| Given task |
Each line in the entries below that holds the string "square" is to be listed.
** Start **
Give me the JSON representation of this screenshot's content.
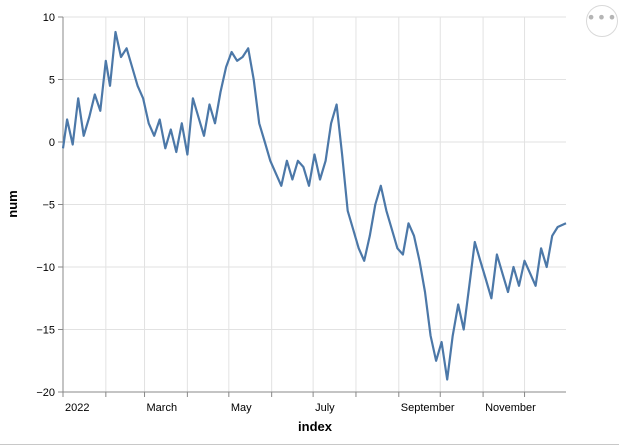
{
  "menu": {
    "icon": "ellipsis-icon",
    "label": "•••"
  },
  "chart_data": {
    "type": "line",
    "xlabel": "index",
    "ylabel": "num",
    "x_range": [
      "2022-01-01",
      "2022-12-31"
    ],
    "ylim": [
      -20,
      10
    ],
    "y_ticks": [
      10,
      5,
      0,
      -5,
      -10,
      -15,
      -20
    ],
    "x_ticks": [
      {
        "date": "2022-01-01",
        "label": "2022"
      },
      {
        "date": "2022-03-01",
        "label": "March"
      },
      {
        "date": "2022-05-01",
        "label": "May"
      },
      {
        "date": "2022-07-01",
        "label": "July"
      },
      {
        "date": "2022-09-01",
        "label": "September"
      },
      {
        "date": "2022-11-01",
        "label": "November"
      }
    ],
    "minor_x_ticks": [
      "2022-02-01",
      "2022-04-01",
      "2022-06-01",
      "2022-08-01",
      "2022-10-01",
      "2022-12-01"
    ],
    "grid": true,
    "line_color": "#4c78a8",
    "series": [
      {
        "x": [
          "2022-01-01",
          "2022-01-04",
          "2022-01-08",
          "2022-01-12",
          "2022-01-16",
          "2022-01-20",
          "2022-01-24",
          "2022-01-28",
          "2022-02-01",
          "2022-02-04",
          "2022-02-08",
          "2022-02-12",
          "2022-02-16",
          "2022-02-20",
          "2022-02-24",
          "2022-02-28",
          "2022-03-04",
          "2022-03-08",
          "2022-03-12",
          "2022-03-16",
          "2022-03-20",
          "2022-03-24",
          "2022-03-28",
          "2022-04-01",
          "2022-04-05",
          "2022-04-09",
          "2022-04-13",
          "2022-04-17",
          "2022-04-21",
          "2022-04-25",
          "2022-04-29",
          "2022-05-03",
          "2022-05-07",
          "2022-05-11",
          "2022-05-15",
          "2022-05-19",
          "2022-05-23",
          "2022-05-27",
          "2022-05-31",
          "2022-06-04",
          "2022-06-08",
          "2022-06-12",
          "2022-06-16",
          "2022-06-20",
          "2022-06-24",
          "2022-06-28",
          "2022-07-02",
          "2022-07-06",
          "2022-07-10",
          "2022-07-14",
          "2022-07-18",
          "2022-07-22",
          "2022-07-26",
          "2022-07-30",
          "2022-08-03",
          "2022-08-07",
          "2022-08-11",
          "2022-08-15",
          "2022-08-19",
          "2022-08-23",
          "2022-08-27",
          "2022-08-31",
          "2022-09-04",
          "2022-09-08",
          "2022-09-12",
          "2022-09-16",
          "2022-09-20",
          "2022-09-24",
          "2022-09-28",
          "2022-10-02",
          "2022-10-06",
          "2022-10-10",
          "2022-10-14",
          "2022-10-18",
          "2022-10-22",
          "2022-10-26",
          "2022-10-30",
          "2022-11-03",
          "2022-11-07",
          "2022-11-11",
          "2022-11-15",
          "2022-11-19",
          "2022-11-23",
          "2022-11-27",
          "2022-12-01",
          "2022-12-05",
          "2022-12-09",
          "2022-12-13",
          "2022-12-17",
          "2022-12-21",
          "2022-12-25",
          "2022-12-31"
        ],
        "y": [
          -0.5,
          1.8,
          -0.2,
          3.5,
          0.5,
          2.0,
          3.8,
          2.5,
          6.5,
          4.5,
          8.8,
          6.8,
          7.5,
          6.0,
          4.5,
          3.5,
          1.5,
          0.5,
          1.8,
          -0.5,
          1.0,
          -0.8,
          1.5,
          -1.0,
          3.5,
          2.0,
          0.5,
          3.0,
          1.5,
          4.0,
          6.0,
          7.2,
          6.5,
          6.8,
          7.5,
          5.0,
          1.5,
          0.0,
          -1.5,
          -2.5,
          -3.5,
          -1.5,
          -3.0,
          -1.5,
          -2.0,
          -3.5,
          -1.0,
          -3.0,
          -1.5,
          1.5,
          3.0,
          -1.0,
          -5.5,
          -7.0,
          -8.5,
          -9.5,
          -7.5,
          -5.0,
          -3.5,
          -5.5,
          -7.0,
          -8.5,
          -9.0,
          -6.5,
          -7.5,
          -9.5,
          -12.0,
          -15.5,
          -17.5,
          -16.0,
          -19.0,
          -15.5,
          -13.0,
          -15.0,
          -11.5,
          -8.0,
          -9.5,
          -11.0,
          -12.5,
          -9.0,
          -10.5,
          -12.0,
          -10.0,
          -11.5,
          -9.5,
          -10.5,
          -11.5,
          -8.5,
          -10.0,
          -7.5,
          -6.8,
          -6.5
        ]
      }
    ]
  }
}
** End **
** Start **
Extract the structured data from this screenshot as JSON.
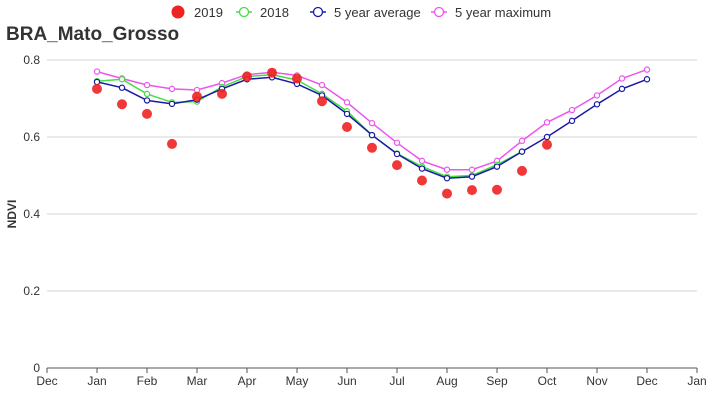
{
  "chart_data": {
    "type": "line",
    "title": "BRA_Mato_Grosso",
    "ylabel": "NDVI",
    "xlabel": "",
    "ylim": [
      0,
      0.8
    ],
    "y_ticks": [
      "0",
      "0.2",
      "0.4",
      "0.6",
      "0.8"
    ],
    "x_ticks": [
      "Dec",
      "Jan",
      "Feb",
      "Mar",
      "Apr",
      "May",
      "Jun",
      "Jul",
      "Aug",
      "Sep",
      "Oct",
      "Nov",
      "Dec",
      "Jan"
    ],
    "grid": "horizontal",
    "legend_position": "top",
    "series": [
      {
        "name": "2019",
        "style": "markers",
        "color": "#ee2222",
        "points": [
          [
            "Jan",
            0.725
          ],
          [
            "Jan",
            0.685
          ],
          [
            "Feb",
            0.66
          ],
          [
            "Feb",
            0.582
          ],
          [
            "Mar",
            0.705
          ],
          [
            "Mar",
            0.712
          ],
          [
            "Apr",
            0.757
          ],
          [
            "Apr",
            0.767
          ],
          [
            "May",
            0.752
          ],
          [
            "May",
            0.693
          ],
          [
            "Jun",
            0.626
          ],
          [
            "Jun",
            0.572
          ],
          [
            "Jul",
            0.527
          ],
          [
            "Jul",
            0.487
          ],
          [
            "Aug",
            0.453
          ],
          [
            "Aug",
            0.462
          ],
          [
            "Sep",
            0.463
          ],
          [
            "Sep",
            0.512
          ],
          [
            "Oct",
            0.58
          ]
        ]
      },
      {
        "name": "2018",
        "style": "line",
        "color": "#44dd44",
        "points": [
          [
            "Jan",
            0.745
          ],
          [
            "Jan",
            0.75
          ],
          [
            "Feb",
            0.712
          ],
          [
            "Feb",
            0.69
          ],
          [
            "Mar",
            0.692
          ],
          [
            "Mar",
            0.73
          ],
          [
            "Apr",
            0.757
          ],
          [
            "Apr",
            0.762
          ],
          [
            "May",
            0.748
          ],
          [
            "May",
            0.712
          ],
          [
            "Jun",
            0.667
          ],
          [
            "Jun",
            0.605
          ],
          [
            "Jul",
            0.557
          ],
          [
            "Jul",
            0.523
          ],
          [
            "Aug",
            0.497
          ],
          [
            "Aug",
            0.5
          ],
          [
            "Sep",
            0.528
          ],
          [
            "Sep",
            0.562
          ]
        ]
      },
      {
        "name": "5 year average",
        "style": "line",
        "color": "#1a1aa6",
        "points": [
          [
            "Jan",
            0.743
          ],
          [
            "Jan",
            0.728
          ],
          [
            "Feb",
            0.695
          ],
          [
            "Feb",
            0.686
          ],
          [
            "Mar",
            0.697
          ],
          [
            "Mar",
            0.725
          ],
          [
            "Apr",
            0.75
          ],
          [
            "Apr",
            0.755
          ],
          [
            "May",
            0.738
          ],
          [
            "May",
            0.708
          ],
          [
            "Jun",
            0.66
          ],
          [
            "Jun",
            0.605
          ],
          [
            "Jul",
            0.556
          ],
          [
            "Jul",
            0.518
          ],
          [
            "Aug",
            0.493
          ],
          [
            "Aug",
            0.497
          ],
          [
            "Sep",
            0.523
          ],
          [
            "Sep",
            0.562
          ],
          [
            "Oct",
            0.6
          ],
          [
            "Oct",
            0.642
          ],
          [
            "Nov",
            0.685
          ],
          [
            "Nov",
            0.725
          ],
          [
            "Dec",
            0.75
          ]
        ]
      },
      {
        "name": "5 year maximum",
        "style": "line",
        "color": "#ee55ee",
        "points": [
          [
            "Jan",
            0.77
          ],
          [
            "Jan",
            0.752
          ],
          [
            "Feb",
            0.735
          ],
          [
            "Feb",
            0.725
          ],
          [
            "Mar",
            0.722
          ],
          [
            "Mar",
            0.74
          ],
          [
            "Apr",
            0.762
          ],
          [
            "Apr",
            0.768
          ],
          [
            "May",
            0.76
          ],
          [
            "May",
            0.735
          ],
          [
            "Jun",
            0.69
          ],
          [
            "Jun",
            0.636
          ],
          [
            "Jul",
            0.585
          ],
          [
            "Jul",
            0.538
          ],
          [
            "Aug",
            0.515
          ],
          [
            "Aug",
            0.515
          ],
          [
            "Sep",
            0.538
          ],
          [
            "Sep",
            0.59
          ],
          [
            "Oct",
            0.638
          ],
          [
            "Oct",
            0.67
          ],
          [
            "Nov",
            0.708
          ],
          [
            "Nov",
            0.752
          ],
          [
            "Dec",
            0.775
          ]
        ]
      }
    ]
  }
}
** End **
** Start **
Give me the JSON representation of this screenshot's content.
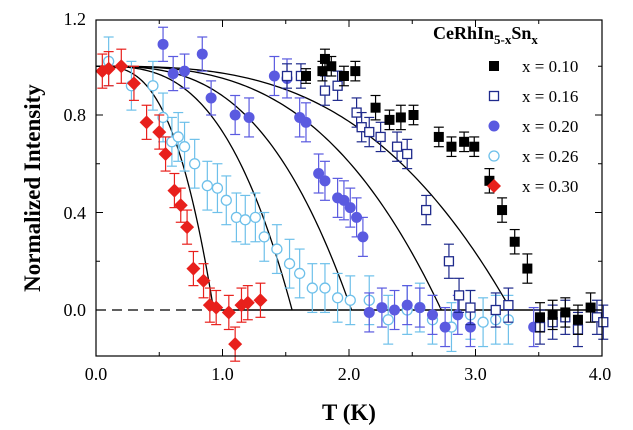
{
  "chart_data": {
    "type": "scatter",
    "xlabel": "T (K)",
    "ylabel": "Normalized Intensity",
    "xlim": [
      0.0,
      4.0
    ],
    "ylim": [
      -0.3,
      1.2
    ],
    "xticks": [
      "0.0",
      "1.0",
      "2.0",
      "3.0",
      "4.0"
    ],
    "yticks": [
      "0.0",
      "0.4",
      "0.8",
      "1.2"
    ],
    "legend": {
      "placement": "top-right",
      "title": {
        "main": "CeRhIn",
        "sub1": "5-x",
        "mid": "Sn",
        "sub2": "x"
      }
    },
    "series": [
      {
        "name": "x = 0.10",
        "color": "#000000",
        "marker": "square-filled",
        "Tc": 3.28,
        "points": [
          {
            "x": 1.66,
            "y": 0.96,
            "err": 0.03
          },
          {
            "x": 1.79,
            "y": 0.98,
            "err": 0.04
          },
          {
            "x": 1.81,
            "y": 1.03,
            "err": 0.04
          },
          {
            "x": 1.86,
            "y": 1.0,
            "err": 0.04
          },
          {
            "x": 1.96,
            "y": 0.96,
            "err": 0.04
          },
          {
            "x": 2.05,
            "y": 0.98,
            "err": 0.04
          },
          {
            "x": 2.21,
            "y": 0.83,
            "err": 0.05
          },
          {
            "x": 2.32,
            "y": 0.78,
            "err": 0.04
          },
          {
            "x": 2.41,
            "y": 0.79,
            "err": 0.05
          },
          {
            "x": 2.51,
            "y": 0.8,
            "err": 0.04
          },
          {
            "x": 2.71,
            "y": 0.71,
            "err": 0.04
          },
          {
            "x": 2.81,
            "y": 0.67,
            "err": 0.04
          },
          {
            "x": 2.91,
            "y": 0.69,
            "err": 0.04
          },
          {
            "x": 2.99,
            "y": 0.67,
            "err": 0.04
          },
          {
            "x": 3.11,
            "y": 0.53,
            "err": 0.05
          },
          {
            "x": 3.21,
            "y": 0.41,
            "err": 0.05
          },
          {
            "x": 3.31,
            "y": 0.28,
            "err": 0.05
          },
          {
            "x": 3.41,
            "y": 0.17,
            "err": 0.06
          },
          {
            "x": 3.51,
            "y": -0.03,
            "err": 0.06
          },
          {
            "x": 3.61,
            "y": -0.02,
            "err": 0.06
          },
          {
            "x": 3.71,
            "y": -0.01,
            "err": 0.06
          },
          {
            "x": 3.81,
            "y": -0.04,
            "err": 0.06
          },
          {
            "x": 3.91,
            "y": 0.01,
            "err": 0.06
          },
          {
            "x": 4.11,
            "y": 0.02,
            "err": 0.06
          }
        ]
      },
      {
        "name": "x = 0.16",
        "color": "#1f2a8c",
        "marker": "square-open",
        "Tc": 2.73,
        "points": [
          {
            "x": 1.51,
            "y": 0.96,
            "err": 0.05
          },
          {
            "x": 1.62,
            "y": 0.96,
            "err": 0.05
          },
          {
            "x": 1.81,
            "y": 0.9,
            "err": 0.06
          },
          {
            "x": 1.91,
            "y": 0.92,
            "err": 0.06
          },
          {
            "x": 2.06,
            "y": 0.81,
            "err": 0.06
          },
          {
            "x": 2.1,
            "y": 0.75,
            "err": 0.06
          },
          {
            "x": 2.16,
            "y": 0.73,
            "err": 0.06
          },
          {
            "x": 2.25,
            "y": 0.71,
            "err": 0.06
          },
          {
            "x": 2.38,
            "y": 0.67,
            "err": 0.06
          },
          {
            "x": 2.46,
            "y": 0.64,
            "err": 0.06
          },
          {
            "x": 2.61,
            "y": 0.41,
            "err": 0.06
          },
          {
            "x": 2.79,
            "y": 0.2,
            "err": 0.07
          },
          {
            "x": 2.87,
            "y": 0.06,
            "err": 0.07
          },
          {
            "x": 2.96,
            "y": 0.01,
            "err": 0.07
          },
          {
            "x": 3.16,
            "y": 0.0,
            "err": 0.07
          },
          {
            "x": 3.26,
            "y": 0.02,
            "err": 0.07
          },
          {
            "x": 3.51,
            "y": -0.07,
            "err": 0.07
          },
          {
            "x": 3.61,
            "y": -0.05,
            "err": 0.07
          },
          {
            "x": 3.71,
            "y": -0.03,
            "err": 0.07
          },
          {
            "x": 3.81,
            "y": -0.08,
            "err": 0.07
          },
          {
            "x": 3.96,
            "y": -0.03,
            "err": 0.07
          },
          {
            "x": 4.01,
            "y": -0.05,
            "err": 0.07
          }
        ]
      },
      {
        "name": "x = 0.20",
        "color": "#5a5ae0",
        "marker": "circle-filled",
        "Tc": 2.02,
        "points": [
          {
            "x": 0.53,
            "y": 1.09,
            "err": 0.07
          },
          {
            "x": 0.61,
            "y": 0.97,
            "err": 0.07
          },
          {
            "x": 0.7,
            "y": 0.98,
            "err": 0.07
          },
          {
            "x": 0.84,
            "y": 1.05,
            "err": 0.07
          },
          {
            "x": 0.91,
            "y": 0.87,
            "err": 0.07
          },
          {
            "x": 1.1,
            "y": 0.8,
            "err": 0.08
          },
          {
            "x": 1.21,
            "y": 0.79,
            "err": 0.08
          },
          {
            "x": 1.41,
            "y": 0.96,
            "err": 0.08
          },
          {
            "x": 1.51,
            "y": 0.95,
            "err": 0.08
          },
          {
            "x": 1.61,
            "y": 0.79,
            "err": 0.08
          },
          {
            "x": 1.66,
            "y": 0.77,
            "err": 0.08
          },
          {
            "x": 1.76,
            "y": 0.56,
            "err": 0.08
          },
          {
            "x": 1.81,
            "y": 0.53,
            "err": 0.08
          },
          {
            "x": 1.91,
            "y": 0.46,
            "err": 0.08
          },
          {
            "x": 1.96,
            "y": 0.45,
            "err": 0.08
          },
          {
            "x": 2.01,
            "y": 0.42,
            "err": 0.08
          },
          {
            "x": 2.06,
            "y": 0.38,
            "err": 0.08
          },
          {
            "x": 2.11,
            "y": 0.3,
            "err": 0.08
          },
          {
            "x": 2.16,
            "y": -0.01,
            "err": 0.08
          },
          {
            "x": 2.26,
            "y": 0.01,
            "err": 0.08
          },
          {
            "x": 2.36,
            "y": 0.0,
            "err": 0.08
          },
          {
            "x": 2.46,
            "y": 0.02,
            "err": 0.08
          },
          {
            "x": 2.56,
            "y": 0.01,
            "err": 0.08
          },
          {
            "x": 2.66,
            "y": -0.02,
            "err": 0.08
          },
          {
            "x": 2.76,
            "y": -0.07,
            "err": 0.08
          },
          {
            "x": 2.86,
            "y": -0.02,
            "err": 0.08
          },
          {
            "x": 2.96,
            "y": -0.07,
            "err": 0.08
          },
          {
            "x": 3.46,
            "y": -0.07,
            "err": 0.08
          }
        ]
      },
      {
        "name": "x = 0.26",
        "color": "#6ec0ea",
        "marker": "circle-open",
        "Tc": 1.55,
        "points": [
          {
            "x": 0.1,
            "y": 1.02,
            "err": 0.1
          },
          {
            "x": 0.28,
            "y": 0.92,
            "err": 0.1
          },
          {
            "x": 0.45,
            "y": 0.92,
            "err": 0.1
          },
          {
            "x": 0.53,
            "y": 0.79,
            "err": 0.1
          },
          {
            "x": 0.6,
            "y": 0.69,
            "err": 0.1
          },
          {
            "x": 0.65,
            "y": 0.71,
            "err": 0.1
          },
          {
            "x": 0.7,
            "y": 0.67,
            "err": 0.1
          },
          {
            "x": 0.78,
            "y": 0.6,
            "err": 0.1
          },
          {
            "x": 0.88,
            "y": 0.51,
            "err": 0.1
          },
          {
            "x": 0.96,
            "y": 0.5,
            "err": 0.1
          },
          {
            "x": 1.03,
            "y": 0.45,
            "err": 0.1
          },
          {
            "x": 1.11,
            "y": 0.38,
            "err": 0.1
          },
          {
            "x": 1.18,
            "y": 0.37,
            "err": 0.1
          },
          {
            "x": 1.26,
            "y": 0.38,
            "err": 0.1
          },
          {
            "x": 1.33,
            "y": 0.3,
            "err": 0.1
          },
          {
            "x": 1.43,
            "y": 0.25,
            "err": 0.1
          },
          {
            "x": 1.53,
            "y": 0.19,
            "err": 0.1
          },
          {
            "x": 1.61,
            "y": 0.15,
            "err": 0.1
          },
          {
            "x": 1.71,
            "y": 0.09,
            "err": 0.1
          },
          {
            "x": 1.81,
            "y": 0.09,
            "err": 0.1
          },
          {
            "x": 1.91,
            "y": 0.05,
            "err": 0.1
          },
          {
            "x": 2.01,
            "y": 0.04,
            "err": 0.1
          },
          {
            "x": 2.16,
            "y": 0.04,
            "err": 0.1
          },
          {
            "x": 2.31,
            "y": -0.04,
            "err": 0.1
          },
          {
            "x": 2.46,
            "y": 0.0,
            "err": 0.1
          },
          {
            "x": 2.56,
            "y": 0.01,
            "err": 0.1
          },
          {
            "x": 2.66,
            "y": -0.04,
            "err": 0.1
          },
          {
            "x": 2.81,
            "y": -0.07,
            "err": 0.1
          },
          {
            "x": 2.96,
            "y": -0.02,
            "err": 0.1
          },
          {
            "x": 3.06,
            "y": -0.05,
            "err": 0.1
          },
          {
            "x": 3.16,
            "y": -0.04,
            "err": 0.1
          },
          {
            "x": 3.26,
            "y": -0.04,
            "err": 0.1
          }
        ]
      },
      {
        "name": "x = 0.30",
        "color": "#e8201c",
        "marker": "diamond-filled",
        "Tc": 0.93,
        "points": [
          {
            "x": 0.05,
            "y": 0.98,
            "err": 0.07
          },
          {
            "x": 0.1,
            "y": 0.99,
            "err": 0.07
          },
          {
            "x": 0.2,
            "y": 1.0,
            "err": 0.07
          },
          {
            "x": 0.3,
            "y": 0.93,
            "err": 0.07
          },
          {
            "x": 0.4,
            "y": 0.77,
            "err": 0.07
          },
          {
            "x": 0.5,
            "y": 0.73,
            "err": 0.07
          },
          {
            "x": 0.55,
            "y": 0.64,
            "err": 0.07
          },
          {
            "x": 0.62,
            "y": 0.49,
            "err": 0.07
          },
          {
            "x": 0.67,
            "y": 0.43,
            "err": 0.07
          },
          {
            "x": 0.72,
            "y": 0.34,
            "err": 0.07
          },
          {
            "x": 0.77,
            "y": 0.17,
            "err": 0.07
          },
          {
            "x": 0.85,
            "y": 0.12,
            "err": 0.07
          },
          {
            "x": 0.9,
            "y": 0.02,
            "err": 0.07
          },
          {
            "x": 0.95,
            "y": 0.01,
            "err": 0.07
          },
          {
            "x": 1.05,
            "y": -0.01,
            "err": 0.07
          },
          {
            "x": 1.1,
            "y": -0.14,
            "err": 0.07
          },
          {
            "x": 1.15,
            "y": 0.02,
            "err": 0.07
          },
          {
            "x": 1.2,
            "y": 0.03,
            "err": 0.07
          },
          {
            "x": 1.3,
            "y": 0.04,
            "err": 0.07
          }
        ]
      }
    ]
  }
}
** End **
| Exercise output |
        "marker": "square-filled",
        "marker": "square-open",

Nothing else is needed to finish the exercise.